▶ WHAT YOU HAVE TO DO: Your task is to output all the records below, word for word.

A run of records:
- - -
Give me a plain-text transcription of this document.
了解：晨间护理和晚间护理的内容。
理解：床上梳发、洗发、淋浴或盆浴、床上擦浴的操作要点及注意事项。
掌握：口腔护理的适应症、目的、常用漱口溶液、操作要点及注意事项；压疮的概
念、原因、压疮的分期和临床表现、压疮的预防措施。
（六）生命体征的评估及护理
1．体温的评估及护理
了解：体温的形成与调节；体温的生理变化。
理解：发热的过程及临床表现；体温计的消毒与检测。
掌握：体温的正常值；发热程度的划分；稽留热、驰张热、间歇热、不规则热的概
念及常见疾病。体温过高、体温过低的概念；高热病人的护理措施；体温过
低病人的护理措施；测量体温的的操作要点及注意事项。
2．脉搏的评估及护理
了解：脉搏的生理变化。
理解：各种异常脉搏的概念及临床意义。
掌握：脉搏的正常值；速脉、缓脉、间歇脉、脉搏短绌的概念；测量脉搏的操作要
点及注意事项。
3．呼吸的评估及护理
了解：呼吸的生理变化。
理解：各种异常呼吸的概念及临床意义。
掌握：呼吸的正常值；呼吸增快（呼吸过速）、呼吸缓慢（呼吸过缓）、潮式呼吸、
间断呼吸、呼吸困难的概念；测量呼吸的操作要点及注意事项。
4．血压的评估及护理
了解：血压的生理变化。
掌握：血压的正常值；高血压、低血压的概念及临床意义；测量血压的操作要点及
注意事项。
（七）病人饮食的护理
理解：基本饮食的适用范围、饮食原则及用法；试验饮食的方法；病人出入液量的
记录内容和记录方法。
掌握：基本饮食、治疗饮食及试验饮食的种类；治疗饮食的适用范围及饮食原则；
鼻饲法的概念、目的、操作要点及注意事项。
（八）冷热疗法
- - -
▶ COMPLETE ANSWER:
Give me a plain-text transcription of this document.
了解：晨间护理和晚间护理的内容。
理解：床上梳发、洗发、淋浴或盆浴、床上擦浴的操作要点及注意事项。
掌握：口腔护理的适应症、目的、常用漱口溶液、操作要点及注意事项；压疮的概
念、原因、压疮的分期和临床表现、压疮的预防措施。
（六）生命体征的评估及护理
1．体温的评估及护理
了解：体温的形成与调节；体温的生理变化。
理解：发热的过程及临床表现；体温计的消毒与检测。
掌握：体温的正常值；发热程度的划分；稽留热、驰张热、间歇热、不规则热的概
念及常见疾病。体温过高、体温过低的概念；高热病人的护理措施；体温过
低病人的护理措施；测量体温的的操作要点及注意事项。
2．脉搏的评估及护理
了解：脉搏的生理变化。
理解：各种异常脉搏的概念及临床意义。
掌握：脉搏的正常值；速脉、缓脉、间歇脉、脉搏短绌的概念；测量脉搏的操作要
点及注意事项。
3．呼吸的评估及护理
了解：呼吸的生理变化。
理解：各种异常呼吸的概念及临床意义。
掌握：呼吸的正常值；呼吸增快（呼吸过速）、呼吸缓慢（呼吸过缓）、潮式呼吸、
间断呼吸、呼吸困难的概念；测量呼吸的操作要点及注意事项。
4．血压的评估及护理
了解：血压的生理变化。
掌握：血压的正常值；高血压、低血压的概念及临床意义；测量血压的操作要点及
注意事项。
（七）病人饮食的护理
理解：基本饮食的适用范围、饮食原则及用法；试验饮食的方法；病人出入液量的
记录内容和记录方法。
掌握：基本饮食、治疗饮食及试验饮食的种类；治疗饮食的适用范围及饮食原则；
鼻饲法的概念、目的、操作要点及注意事项。
（八）冷热疗法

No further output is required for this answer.